— begin —

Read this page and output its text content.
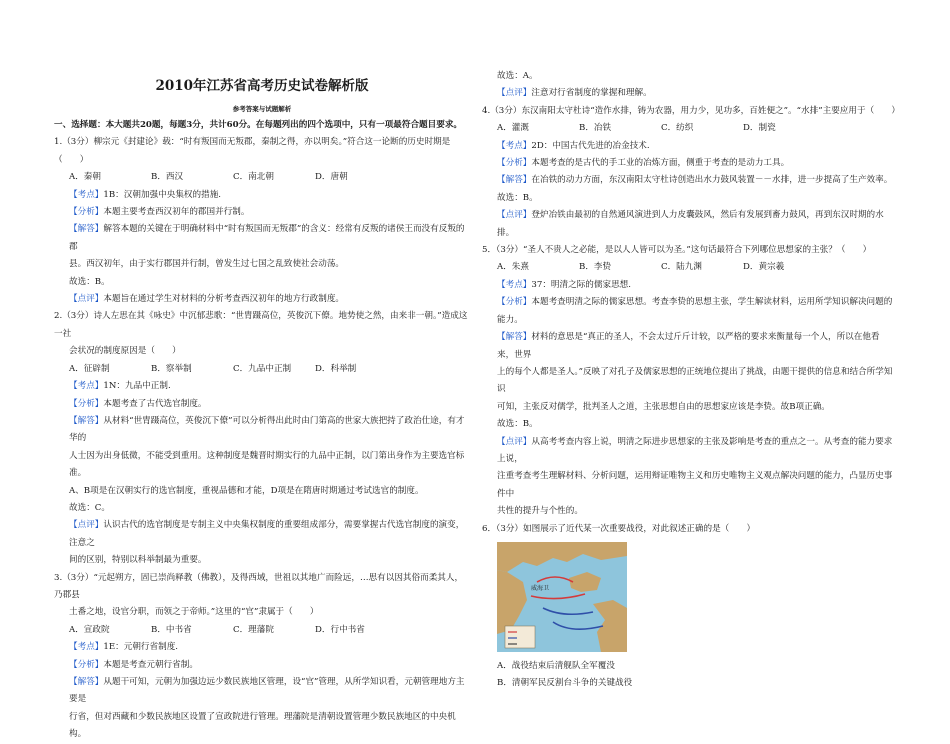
2010年江苏省高考历史试卷解析版

参考答案与试题解析

一、选择题：本大题共20题，每题3分，共计60分。在每题列出的四个选项中，只有一项最符合题目要求。

1.（3分）柳宗元《封建论》载：“时有叛国而无叛郡，秦制之得，亦以明矣。”符合这一论断的历史时期是（　　）

A．秦朝	B．西汉	C．南北朝	D．唐朝

【考点】1B：汉朝加强中央集权的措施.

【分析】本题主要考查西汉初年的郡国并行制。

【解答】解答本题的关键在于明确材料中“时有叛国而无叛郡”的含义：经常有反叛的诸侯王而没有反叛的郡

县。西汉初年，由于实行郡国并行制，曾发生过七国之乱致使社会动荡。

故选：B。

【点评】本题旨在通过学生对材料的分析考查西汉初年的地方行政制度。

2.（3分）诗人左思在其《咏史》中沉郁悲歌：“世胄蹑高位，英俊沉下僚。地势使之然，由来非一朝。”造成这一社

会状况的制度原因是（　　）

A．征辟制	B．察举制	C．九品中正制	D．科举制

【考点】1N：九品中正制.

【分析】本题考查了古代选官制度。

【解答】从材料“世胄蹑高位，英俊沉下僚”可以分析得出此时由门第高的世家大族把持了政治仕途，有才华的

人士因为出身低微，不能受到重用。这种制度是魏晋时期实行的九品中正制，以门第出身作为主要选官标准。

A、B项是在汉朝实行的选官制度，重视品德和才能，D项是在隋唐时期通过考试选官的制度。

故选：C。

【点评】认识古代的选官制度是专制主义中央集权制度的重要组成部分，需要掌握古代选官制度的演变，注意之

间的区别，特别以科举制最为重要。

3.（3分）“元起朔方，固已崇尚释教（佛教），及得西域，世祖以其地广而险远，…思有以因其俗而柔其人，乃郡县

土番之地，设官分职，而领之于帝师。”这里的“官”隶属于（　　）

A．宣政院	B．中书省	C．理藩院	D．行中书省

【考点】1E：元朝行省制度.

【分析】本题是考查元朝行省制。

【解答】从题干可知，元朝为加强边远少数民族地区管理，设“官”管理，从所学知识看，元朝管理地方主要是

行省，但对西藏和少数民族地区设置了宣政院进行管理。理藩院是清朝设置管理少数民族地区的中央机构。

故选：A。

【点评】注意对行省制度的掌握和理解。

4.（3分）东汉南阳太守杜诗“造作水排，铸为农器，用力少，见功多，百姓便之”。“水排”主要应用于（　　）

A．灌溉	B．冶铁	C．纺织	D．制瓷

【考点】2D：中国古代先进的冶金技术.

【分析】本题考查的是古代的手工业的冶炼方面，侧重于考查的是动力工具。

【解答】在冶铁的动力方面，东汉南阳太守杜诗创造出水力鼓风装置－－水排，进一步提高了生产效率。

故选：B。

【点评】登炉冶铁由最初的自然通风演进到人力皮囊鼓风，然后有发展到畜力鼓风，再到东汉时期的水排。

5．（3分）“圣人不贵人之必能，是以人人皆可以为圣。”这句话最符合下列哪位思想家的主张？（　　）

A．朱熹	B．李贽	C．陆九渊	D．黄宗羲

【考点】37：明清之际的儒家思想.

【分析】本题考查明清之际的儒家思想。考查李贽的思想主张，学生解读材料，运用所学知识解决问题的能力。

【解答】材料的意思是“真正的圣人，不会太过斤斤计较，以严格的要求来衡量每一个人，所以在他看来，世界

上的每个人都是圣人。”反映了对孔子及儒家思想的正统地位提出了挑战，由题干提供的信息和结合所学知识

可知，主张反对儒学，批判圣人之道，主张思想自由的思想家应该是李贽。故B项正确。

故选：B。

【点评】从高考考查内容上说，明清之际进步思想家的主张及影响是考查的重点之一。从考查的能力要求上说，

注重考查考生理解材料、分析问题，运用辩证唯物主义和历史唯物主义观点解决问题的能力，凸显历史事件中

共性的提升与个性的。

6．（3分）如图展示了近代某一次重要战役，对此叙述正确的是（　　）

威海卫

A．战役结束后清舰队全军覆没

B．清朝军民反割台斗争的关键战役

— end —

Using the material above, return every line exactly as it appears, minus the pictures.

Read this page and output its text content.
2010年江苏省高考历史试卷解析版

参考答案与试题解析

一、选择题：本大题共20题，每题3分，共计60分。在每题列出的四个选项中，只有一项最符合题目要求。

1.（3分）柳宗元《封建论》载：“时有叛国而无叛郡，秦制之得，亦以明矣。”符合这一论断的历史时期是（　　）

A．秦朝	B．西汉	C．南北朝	D．唐朝

【考点】1B：汉朝加强中央集权的措施.

【分析】本题主要考查西汉初年的郡国并行制。

【解答】解答本题的关键在于明确材料中“时有叛国而无叛郡”的含义：经常有反叛的诸侯王而没有反叛的郡

县。西汉初年，由于实行郡国并行制，曾发生过七国之乱致使社会动荡。

故选：B。

【点评】本题旨在通过学生对材料的分析考查西汉初年的地方行政制度。

2.（3分）诗人左思在其《咏史》中沉郁悲歌：“世胄蹑高位，英俊沉下僚。地势使之然，由来非一朝。”造成这一社

会状况的制度原因是（　　）

A．征辟制	B．察举制	C．九品中正制	D．科举制

【考点】1N：九品中正制.

【分析】本题考查了古代选官制度。

【解答】从材料“世胄蹑高位，英俊沉下僚”可以分析得出此时由门第高的世家大族把持了政治仕途，有才华的

人士因为出身低微，不能受到重用。这种制度是魏晋时期实行的九品中正制，以门第出身作为主要选官标准。

A、B项是在汉朝实行的选官制度，重视品德和才能，D项是在隋唐时期通过考试选官的制度。

故选：C。

【点评】认识古代的选官制度是专制主义中央集权制度的重要组成部分，需要掌握古代选官制度的演变，注意之

间的区别，特别以科举制最为重要。

3.（3分）“元起朔方，固已崇尚释教（佛教），及得西域，世祖以其地广而险远，…思有以因其俗而柔其人，乃郡县

土番之地，设官分职，而领之于帝师。”这里的“官”隶属于（　　）

A．宣政院	B．中书省	C．理藩院	D．行中书省

【考点】1E：元朝行省制度.

【分析】本题是考查元朝行省制。

【解答】从题干可知，元朝为加强边远少数民族地区管理，设“官”管理，从所学知识看，元朝管理地方主要是

行省，但对西藏和少数民族地区设置了宣政院进行管理。理藩院是清朝设置管理少数民族地区的中央机构。

故选：A。

【点评】注意对行省制度的掌握和理解。

4.（3分）东汉南阳太守杜诗“造作水排，铸为农器，用力少，见功多，百姓便之”。“水排”主要应用于（　　）

A．灌溉	B．冶铁	C．纺织	D．制瓷

【考点】2D：中国古代先进的冶金技术.

【分析】本题考查的是古代的手工业的冶炼方面，侧重于考查的是动力工具。

【解答】在冶铁的动力方面，东汉南阳太守杜诗创造出水力鼓风装置－－水排，进一步提高了生产效率。

故选：B。

【点评】登炉冶铁由最初的自然通风演进到人力皮囊鼓风，然后有发展到畜力鼓风，再到东汉时期的水排。

5．（3分）“圣人不贵人之必能，是以人人皆可以为圣。”这句话最符合下列哪位思想家的主张？（　　）

A．朱熹	B．李贽	C．陆九渊	D．黄宗羲

【考点】37：明清之际的儒家思想.

【分析】本题考查明清之际的儒家思想。考查李贽的思想主张，学生解读材料，运用所学知识解决问题的能力。

【解答】材料的意思是“真正的圣人，不会太过斤斤计较，以严格的要求来衡量每一个人，所以在他看来，世界

上的每个人都是圣人。”反映了对孔子及儒家思想的正统地位提出了挑战，由题干提供的信息和结合所学知识

可知，主张反对儒学，批判圣人之道，主张思想自由的思想家应该是李贽。故B项正确。

故选：B。

【点评】从高考考查内容上说，明清之际进步思想家的主张及影响是考查的重点之一。从考查的能力要求上说，

注重考查考生理解材料、分析问题，运用辩证唯物主义和历史唯物主义观点解决问题的能力，凸显历史事件中

共性的提升与个性的。

6．（3分）如图展示了近代某一次重要战役，对此叙述正确的是（　　）

威海卫

A．战役结束后清舰队全军覆没

B．清朝军民反割台斗争的关键战役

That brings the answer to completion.